-- Start --

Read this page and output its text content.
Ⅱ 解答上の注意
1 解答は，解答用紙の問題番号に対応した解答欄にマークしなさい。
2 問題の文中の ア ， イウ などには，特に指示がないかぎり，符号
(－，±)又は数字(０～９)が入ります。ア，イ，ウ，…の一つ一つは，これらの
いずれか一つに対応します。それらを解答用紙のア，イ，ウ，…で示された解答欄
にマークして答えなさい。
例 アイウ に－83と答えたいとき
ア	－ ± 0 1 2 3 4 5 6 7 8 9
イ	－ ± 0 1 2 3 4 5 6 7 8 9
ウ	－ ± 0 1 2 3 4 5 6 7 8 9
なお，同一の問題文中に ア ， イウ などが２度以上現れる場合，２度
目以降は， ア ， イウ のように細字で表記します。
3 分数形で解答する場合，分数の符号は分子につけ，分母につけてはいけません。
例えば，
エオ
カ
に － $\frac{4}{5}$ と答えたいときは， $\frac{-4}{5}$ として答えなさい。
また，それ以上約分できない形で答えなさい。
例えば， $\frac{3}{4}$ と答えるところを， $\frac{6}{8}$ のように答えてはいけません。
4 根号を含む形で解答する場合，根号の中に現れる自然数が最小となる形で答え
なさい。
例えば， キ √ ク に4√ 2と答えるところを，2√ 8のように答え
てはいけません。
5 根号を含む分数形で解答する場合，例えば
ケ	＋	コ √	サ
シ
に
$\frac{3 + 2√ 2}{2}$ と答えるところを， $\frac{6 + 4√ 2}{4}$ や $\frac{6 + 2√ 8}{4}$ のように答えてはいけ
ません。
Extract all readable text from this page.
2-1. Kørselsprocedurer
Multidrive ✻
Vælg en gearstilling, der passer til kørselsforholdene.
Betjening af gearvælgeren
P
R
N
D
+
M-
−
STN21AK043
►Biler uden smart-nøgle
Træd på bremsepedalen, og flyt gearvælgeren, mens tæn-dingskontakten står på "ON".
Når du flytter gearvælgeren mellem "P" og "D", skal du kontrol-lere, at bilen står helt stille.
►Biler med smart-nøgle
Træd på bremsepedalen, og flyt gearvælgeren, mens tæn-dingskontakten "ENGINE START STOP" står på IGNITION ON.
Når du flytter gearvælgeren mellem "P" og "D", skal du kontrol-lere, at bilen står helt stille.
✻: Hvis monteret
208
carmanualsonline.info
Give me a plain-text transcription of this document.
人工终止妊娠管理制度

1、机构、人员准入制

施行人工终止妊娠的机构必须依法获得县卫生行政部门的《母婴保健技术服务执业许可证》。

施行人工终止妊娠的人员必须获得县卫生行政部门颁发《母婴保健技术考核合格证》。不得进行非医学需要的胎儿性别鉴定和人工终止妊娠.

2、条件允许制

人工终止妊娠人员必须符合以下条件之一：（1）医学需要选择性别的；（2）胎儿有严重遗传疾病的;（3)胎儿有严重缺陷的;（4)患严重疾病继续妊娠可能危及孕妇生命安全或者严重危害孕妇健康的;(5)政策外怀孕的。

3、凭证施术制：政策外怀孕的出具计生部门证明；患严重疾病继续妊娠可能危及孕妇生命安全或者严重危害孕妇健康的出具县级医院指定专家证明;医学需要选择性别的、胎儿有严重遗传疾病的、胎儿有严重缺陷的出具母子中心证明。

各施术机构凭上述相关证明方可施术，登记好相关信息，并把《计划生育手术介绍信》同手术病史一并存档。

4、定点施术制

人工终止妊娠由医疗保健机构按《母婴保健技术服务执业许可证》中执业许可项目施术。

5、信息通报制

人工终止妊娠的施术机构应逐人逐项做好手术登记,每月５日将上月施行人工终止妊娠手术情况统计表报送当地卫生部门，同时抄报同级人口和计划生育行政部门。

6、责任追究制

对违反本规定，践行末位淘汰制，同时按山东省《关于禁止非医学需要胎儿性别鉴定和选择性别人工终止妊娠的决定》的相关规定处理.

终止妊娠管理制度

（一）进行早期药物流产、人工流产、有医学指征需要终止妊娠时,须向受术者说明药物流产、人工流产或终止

-- End --

*Direction*:
Using the entries above, find all lines with "母婴保健技术服务执业许可证". Copy them.

*Task answer*:
施行人工终止妊娠的机构必须依法获得县卫生行政部门的《母婴保健技术服务执业许可证》。
人工终止妊娠由医疗保健机构按《母婴保健技术服务执业许可证》中执业许可项目施术。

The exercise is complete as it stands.